Given request =>
Please reproduce the material below word for word, keeping every line in its original order.

Data supplied =>
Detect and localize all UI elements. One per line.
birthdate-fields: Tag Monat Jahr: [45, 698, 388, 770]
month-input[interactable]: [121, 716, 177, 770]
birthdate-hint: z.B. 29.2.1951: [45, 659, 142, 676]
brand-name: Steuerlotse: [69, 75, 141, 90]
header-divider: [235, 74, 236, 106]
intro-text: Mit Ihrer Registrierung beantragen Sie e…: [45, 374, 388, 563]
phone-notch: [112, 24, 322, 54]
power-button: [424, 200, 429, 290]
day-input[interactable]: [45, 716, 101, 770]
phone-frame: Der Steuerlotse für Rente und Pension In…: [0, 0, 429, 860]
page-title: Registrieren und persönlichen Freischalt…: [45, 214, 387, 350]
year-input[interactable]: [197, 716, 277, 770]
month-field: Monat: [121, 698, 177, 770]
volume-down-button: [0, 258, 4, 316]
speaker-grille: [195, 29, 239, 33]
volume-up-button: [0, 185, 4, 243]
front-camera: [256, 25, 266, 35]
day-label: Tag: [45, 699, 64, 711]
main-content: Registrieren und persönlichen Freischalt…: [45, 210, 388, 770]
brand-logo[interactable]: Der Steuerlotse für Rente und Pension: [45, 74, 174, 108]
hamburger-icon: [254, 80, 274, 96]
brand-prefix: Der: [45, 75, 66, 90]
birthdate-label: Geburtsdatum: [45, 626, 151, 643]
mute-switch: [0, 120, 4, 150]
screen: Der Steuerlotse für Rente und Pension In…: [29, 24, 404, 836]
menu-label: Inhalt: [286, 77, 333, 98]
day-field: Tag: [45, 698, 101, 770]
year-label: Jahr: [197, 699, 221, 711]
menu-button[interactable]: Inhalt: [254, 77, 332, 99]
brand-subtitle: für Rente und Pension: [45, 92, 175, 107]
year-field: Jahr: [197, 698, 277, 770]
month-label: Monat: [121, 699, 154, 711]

Task output =>
Detect and localize all UI elements. One per line.
birthdate-fields: Tag Monat Jahr: [45, 698, 388, 770]
month-input[interactable]: [121, 716, 177, 770]
birthdate-hint: z.B. 29.2.1951: [45, 659, 142, 676]
brand-name: Steuerlotse: [69, 75, 141, 90]
header-divider: [235, 74, 236, 106]
intro-text: Mit Ihrer Registrierung beantragen Sie e…: [45, 374, 388, 563]
phone-notch: [112, 24, 322, 54]
power-button: [424, 200, 429, 290]
day-input[interactable]: [45, 716, 101, 770]
phone-frame: Der Steuerlotse für Rente und Pension In…: [0, 0, 429, 860]
page-title: Registrieren und persönlichen Freischalt…: [45, 214, 387, 350]
year-input[interactable]: [197, 716, 277, 770]
month-field: Monat: [121, 698, 177, 770]
volume-down-button: [0, 258, 4, 316]
speaker-grille: [195, 29, 239, 33]
volume-up-button: [0, 185, 4, 243]
front-camera: [256, 25, 266, 35]
day-label: Tag: [45, 699, 64, 711]
main-content: Registrieren und persönlichen Freischalt…: [45, 210, 388, 770]
brand-logo[interactable]: Der Steuerlotse für Rente und Pension: [45, 74, 174, 108]
hamburger-icon: [254, 80, 274, 96]
brand-prefix: Der: [45, 75, 66, 90]
birthdate-label: Geburtsdatum: [45, 626, 151, 643]
mute-switch: [0, 120, 4, 150]
screen: Der Steuerlotse für Rente und Pension In…: [29, 24, 404, 836]
menu-label: Inhalt: [286, 77, 333, 98]
day-field: Tag: [45, 698, 101, 770]
year-label: Jahr: [197, 699, 221, 711]
menu-button[interactable]: Inhalt: [254, 77, 332, 99]
brand-subtitle: für Rente und Pension: [45, 92, 175, 107]
year-field: Jahr: [197, 698, 277, 770]
month-label: Monat: [121, 699, 154, 711]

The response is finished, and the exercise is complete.